Brano da leggere.

◇ ◇ ◇ ◇ ◇

Penso effettivamente che parole ed immagini insieme su di una pagina, contribuiscano a rendere ciò che si racconta più reale e meno soggetto a interpretazioni (benché tutto sia suscettibile di una diversa impressione). Quando mi sono seduta al mio tavolo da disegno e ho pensato a ciò che volessi scrivere, capii che ero commossa solo quando disegnavo ciò che avevo a mente. Vedere nascere le immagini a poco a poco mi ha fatto venire le lacrime agli occhi, in particolare quando disegnai me stessa proprio poco prima di cominciare la chemioterapia, come una bambina di 4 anni e dissi a mia madre di voler “tornare nel pancione” per avere “un nuovo inizio”. Nel libro c’è un altro punto toccante, precedente a questo, quando il Dottor Christopher Mills, il chirurgo senologo, mi disse che era necessario “un ago aspirato per vedere se la natura delle cellule fosse maligna”. Al mio tavolo da disegno schizzai le cellule tumorali maligne; le immaginai come piccoli omini verdi cattivi che mi facevano le linguacce e mi mostravano il medio. Risi nel vederli e questo mi ha fatto percepire il cancro meno minaccioso, più facile da superare. Sono convinta che le parole non avrebbero avuto lo stesso effetto, tanto più che con le immagini potevo essere ilare ed efficace. Tuttavia credo che ciò che mi ha dato maggiore forza è stato rappresentarmi come un supereroe, come una femmina di volpe agguerrita contro il cancro. Perché? Non mi sono mai considerata una vittima. Non siamo vittime. Siamo femmine di volpe. Forti. Vigorose, belle e capaci di prendere a calci il sedere ossuto e magro del cancro. Ho tenuto uno schizzo appena abbozzato della copertina di Cancer Vixen sul mio tavolo da disegno per un anno intero. Pensarmi capace di prendere a pedate nel sedere il cancro, è stata la molla che mi ha permesso di vedermi compiere questo gesto ed in un modo così particolare, e la ragione per cui do un calcio il tumore. Naturalmente è una interpretazione personale.

 

Tu parli di malattia, speranza ed amore. Quanto conta l’amore nel tenere viva la speranza?

Conta in ogni cosa. Si vuole vivere non solo per se stessi ma per tutti coloro che ci stanno accanto e desiderano vederci ancora sulla terra. Quando ci si rende conto che dell’amore che ci sta intorno, non ci si concentra più su questioni o problemi di poco conto, ma l’amore diventa una ragione per vivere la vita al meglio e con più passione.

 

Ad ogni chemioterapia, ti acquistavi un nuovo paio di scarpe. Un gesto che ha un particolare significato poiché rappresenta ben più di un desiderio di gratificazione. È un inno alla vita senza retorica, pieno di luce nel vero senso della parola. Almeno è ciò che da lettore mi sembra di capire. Perché hai deciso di raccontare questo particolare della chemioterapia?

◇ ◇ ◇ ◇ ◇

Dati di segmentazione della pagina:
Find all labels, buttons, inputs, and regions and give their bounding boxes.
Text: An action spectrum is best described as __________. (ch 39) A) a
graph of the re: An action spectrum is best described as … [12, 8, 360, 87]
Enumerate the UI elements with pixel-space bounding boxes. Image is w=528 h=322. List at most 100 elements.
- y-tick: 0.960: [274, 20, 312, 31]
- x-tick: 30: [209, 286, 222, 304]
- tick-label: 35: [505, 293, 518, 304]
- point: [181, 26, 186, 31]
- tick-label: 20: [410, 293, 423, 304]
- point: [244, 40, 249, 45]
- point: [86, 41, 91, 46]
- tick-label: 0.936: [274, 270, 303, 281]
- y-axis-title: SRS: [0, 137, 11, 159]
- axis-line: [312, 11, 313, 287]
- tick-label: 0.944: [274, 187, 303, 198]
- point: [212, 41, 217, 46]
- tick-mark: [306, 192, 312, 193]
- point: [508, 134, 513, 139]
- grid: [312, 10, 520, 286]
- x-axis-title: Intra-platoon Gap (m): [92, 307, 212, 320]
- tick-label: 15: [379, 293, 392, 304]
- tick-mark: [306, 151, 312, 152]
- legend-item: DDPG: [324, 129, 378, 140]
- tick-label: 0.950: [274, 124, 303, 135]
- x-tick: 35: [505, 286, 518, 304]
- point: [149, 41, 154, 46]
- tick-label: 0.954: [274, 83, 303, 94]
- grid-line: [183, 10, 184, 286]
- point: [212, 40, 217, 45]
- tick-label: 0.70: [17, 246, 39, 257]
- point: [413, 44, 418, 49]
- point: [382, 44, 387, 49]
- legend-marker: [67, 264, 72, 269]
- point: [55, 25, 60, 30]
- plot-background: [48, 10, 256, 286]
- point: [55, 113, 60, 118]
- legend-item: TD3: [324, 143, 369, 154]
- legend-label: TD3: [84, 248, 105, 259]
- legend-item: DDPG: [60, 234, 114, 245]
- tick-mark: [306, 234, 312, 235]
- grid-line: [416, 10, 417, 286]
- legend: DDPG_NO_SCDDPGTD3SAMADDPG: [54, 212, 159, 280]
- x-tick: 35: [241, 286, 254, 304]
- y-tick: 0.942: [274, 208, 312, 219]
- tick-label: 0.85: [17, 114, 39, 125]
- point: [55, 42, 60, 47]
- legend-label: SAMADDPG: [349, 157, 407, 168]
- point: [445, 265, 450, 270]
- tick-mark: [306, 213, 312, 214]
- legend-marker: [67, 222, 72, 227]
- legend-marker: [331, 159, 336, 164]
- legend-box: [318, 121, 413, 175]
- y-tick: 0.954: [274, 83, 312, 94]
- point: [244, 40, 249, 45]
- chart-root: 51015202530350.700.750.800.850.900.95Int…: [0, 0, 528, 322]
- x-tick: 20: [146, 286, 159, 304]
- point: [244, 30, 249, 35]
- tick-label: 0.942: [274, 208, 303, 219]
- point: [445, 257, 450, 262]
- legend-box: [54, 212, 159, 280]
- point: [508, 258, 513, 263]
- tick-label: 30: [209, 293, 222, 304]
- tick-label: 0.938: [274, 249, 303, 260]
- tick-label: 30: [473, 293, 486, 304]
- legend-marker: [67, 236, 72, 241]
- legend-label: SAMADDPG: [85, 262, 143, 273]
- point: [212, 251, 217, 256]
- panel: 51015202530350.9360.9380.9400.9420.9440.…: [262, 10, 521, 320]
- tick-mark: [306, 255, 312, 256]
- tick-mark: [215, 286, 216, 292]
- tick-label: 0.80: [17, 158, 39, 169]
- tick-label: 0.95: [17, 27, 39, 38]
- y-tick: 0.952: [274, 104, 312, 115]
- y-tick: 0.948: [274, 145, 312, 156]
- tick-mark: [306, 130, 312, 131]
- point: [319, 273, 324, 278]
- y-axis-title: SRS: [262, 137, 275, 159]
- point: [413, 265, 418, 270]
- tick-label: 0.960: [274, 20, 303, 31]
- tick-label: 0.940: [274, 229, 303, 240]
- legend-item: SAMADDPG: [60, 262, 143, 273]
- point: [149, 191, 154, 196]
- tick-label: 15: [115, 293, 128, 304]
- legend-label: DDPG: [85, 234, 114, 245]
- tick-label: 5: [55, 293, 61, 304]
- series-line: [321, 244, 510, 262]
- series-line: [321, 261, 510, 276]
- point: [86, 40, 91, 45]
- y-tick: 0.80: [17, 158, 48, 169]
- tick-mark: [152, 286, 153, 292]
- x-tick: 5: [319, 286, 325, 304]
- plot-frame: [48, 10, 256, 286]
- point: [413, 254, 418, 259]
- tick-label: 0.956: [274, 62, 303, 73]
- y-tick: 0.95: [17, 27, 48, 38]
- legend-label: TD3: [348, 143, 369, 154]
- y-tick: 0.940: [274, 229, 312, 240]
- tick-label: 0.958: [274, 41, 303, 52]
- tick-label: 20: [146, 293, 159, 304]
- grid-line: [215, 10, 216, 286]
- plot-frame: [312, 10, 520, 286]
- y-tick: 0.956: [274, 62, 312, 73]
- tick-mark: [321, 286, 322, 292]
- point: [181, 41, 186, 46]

◇ ◇ ◇ ◇ ◇

Usa le informazioni.
A. Stabilisci se le affermazioni seguenti concordano con il brano sull'esperienza del cancro, rispondendo sì o no a ciascuna e citando tra virgolette le parole del brano che lo decidono. (i) Chi parla ha tenuto uno schizzo della copertina di Cancer Vixen sul tavolo da disegno per un anno intero. (ii) Chi parla immaginò le cellule tumorali come piccoli omini blu. (iii) Chi parla si è sempre considerata una vittima.
B. Prosegui il brano sull'esperienza del cancro dal punto in cui si interrompe.
I record non hanno alcun ruolo in questo esercizio.

Soluzioni dell'esercizio.
A.
(i) Sì: "Ho tenuto uno schizzo appena abbozzato della copertina di Cancer Vixen sul mio tavolo da disegno per un anno intero."
(ii) No: "le immaginai come piccoli omini verdi cattivi che mi facevano le linguacce e mi mostravano il medio."
(iii) No: "Non mi sono mai considerata una vittima."

B.
Ancora una volta si tratta del mio modo di vedere. Invece di concentrare le mie energie sul IV ciclo di chemio proprio nella mano che uso per disegnare, che mi mandava in paranoia totale, ho voluto pensare a qualche cosa che mi facesse piacere – e queste erano le mie scarpe che sono diventate una sorta di terapia!

 

La descrizione di tua madre è meravigliosa: quando piange in silenzio fuori dall’ospedale, quando condivide i sintomi (più o meno reali), il dolore, e la sua esperienza la rendono madre in tutta la sua drammaticità. Come è cambiato il rapporto con tua madre dopo la malattia? E quale è stata la sua reazione all’uscita di Cancer Vixen?

Mia madre è stata l’unica persona a rimanere male per il libro. Durante la mia malattia, pesava 15 chili in più. Facendo i disegni finali del libro, non ho abbandonato per MESI il mio tavolo da disegno. Più tardi, quando vide l’opera finita fu delusa di non ritrovarsi nella sua nuova forma smagliante. Che cosa avrei potuto fare? Il libro era in stampa e non avrei potuto ritoccare ogni pagina in cui appariva! Ma lei è davvero orgogliosa di me e adora quando la gente la chiama la “Sophia Loren del New Jersey”, e spera che Sophia la impersonerà nel film.

 

Il tuo cibo preferito al ristorante del suo fidanzato Silvano?

Ogni pietanza è la mia favorita. Ma devo dire che essendo stagione del tartufo bianco, l’altra sera mi sono mangiata una pasta coi tartufi bianchi di Alba paradisiaca! (Ma devo ancora perdere i chili della chemioterapia e nella mia prossima striscia comica, voglio disegnarmi magra!)